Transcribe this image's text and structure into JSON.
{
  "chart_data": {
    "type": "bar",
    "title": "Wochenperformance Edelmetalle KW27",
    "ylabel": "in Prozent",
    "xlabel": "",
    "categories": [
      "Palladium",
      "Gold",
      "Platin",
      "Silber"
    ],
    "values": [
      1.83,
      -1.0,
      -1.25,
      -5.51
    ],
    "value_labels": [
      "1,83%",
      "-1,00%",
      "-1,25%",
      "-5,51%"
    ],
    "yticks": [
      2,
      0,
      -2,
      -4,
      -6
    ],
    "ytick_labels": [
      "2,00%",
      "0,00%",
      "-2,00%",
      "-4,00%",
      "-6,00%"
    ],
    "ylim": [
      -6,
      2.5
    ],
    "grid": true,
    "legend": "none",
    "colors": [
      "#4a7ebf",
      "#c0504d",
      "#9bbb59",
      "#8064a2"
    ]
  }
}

→ Instruction
Could you quote the material above in full, exactly as it stands?

→ Exercise solution
Transcribe this image's text and structure into JSON.
{
  "chart_data": {
    "type": "bar",
    "title": "Wochenperformance Edelmetalle KW27",
    "ylabel": "in Prozent",
    "xlabel": "",
    "categories": [
      "Palladium",
      "Gold",
      "Platin",
      "Silber"
    ],
    "values": [
      1.83,
      -1.0,
      -1.25,
      -5.51
    ],
    "value_labels": [
      "1,83%",
      "-1,00%",
      "-1,25%",
      "-5,51%"
    ],
    "yticks": [
      2,
      0,
      -2,
      -4,
      -6
    ],
    "ytick_labels": [
      "2,00%",
      "0,00%",
      "-2,00%",
      "-4,00%",
      "-6,00%"
    ],
    "ylim": [
      -6,
      2.5
    ],
    "grid": true,
    "legend": "none",
    "colors": [
      "#4a7ebf",
      "#c0504d",
      "#9bbb59",
      "#8064a2"
    ]
  }
}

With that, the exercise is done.